PROBLEM TO SOLVE | From the entries below, pull out each line where "Search" appears.

:: DATA FOR THIS TASK ::

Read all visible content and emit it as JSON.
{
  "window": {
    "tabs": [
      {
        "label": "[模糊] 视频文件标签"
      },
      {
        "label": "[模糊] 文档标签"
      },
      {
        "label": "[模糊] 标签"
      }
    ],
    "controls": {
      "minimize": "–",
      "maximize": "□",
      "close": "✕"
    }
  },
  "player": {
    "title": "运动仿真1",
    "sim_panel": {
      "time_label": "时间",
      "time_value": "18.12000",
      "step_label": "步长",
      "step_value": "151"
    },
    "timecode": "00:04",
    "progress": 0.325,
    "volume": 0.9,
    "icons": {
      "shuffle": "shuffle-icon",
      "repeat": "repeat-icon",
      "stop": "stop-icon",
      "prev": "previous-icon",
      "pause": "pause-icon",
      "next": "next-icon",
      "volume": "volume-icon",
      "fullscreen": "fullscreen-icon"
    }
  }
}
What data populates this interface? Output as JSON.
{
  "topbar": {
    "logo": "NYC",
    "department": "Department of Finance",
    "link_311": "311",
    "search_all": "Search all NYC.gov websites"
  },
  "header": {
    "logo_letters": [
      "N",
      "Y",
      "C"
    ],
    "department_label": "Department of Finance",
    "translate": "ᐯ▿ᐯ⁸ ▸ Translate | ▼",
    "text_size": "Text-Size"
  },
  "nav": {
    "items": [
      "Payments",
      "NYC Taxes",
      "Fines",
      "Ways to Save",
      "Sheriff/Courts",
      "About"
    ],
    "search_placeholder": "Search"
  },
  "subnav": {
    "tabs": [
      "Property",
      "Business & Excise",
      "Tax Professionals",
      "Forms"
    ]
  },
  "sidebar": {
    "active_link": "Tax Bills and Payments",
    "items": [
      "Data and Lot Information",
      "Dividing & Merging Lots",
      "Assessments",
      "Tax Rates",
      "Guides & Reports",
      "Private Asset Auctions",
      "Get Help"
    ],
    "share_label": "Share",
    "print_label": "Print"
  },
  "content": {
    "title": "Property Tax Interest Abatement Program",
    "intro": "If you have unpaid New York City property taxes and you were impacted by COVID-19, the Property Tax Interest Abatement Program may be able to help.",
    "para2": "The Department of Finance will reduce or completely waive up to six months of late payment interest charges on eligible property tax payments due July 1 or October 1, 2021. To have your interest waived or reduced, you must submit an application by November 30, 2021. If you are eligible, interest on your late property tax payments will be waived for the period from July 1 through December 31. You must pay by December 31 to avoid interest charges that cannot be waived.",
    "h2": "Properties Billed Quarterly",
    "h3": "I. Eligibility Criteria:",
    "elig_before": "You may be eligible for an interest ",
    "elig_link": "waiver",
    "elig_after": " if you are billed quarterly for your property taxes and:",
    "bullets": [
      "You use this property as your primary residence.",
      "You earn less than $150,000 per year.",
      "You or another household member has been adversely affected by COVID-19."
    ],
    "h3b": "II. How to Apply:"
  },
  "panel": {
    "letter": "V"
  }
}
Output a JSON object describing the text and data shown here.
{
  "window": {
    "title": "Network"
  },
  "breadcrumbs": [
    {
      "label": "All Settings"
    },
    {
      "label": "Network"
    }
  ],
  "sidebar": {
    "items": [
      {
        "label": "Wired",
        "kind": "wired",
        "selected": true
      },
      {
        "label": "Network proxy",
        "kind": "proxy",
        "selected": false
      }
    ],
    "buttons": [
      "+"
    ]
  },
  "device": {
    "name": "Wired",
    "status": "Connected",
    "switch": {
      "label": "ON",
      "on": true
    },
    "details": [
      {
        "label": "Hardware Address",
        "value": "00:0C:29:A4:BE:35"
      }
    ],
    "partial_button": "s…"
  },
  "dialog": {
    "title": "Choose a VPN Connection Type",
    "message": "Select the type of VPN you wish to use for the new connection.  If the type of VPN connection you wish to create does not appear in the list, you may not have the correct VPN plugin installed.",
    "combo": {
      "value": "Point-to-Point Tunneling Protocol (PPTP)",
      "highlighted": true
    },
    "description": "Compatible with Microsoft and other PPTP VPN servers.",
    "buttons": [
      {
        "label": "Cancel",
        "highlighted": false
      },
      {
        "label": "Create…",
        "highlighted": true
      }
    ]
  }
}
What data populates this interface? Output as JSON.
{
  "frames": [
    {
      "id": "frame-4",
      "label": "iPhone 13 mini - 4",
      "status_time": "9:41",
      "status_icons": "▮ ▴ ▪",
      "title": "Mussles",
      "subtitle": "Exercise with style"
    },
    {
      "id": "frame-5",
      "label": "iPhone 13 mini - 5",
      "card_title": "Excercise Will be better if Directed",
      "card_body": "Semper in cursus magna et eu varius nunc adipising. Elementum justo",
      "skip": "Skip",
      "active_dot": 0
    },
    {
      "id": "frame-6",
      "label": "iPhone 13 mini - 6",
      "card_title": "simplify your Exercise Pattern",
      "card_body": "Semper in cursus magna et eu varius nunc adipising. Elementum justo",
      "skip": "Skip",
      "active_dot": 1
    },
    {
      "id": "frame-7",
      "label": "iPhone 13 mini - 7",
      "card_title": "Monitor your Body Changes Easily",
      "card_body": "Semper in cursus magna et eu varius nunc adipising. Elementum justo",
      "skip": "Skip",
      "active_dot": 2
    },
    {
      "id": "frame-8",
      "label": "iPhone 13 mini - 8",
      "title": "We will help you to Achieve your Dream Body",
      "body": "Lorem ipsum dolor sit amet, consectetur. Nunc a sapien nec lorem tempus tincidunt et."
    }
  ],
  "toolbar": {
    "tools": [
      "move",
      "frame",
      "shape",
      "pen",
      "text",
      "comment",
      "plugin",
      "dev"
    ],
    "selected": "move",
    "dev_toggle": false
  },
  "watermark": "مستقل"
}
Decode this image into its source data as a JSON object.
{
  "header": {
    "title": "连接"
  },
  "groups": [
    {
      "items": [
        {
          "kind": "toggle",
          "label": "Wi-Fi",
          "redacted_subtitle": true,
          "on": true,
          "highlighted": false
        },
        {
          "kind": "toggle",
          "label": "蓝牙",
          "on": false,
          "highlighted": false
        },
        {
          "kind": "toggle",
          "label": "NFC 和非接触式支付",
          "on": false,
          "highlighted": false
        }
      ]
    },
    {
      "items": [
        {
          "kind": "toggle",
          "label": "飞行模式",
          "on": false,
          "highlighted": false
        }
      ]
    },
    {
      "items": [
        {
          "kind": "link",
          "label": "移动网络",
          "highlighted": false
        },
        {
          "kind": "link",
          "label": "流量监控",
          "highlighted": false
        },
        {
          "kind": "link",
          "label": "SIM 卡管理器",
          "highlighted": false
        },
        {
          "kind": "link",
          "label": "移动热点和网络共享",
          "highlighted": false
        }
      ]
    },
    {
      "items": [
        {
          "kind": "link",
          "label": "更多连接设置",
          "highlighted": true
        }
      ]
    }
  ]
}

:::

TASK SOLUTION |
    "search_all": "Search all NYC.gov websites"
    "search_placeholder": "Search"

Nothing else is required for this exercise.